**Brief**
Write the material out again exactly as it stands.

Saved data entries
%%

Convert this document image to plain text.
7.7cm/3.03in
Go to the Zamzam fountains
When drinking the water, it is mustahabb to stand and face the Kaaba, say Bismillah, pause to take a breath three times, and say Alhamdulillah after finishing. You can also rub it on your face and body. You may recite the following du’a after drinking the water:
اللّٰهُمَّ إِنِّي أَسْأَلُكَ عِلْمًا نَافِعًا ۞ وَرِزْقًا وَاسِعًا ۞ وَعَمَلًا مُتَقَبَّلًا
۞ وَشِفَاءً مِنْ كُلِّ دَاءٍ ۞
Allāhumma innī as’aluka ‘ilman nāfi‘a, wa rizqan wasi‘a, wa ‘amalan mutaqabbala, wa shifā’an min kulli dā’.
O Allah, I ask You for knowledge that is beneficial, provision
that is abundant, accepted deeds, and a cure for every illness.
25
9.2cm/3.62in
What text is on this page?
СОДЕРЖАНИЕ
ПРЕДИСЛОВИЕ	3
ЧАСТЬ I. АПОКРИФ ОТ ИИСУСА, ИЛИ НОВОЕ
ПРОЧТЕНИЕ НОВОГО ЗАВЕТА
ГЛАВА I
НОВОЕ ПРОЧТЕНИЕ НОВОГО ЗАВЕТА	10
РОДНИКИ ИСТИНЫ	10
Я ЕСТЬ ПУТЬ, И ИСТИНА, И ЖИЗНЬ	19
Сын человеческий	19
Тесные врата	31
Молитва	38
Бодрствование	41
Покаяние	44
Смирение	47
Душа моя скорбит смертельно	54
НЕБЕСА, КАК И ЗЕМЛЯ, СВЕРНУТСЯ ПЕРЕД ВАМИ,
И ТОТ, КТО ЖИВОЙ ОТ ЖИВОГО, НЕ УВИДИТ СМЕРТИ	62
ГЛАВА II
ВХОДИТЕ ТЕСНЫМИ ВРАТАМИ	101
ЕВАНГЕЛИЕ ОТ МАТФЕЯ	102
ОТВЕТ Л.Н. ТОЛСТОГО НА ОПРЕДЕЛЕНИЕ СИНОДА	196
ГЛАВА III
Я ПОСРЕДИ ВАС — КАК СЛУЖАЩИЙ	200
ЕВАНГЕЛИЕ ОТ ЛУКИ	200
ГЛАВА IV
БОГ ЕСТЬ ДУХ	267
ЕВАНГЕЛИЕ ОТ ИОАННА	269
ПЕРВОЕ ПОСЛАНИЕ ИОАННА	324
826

%%

**Solution**
Convert this document image to plain text.
7.7cm/3.03in
Go to the Zamzam fountains
When drinking the water, it is mustahabb to stand and face the Kaaba, say Bismillah, pause to take a breath three times, and say Alhamdulillah after finishing. You can also rub it on your face and body. You may recite the following du’a after drinking the water:
اللّٰهُمَّ إِنِّي أَسْأَلُكَ عِلْمًا نَافِعًا ۞ وَرِزْقًا وَاسِعًا ۞ وَعَمَلًا مُتَقَبَّلًا
۞ وَشِفَاءً مِنْ كُلِّ دَاءٍ ۞
Allāhumma innī as’aluka ‘ilman nāfi‘a, wa rizqan wasi‘a, wa ‘amalan mutaqabbala, wa shifā’an min kulli dā’.
O Allah, I ask You for knowledge that is beneficial, provision
that is abundant, accepted deeds, and a cure for every illness.
25
9.2cm/3.62in
What text is on this page?
СОДЕРЖАНИЕ
ПРЕДИСЛОВИЕ	3
ЧАСТЬ I. АПОКРИФ ОТ ИИСУСА, ИЛИ НОВОЕ
ПРОЧТЕНИЕ НОВОГО ЗАВЕТА
ГЛАВА I
НОВОЕ ПРОЧТЕНИЕ НОВОГО ЗАВЕТА	10
РОДНИКИ ИСТИНЫ	10
Я ЕСТЬ ПУТЬ, И ИСТИНА, И ЖИЗНЬ	19
Сын человеческий	19
Тесные врата	31
Молитва	38
Бодрствование	41
Покаяние	44
Смирение	47
Душа моя скорбит смертельно	54
НЕБЕСА, КАК И ЗЕМЛЯ, СВЕРНУТСЯ ПЕРЕД ВАМИ,
И ТОТ, КТО ЖИВОЙ ОТ ЖИВОГО, НЕ УВИДИТ СМЕРТИ	62
ГЛАВА II
ВХОДИТЕ ТЕСНЫМИ ВРАТАМИ	101
ЕВАНГЕЛИЕ ОТ МАТФЕЯ	102
ОТВЕТ Л.Н. ТОЛСТОГО НА ОПРЕДЕЛЕНИЕ СИНОДА	196
ГЛАВА III
Я ПОСРЕДИ ВАС — КАК СЛУЖАЩИЙ	200
ЕВАНГЕЛИЕ ОТ ЛУКИ	200
ГЛАВА IV
БОГ ЕСТЬ ДУХ	267
ЕВАНГЕЛИЕ ОТ ИОАННА	269
ПЕРВОЕ ПОСЛАНИЕ ИОАННА	324
826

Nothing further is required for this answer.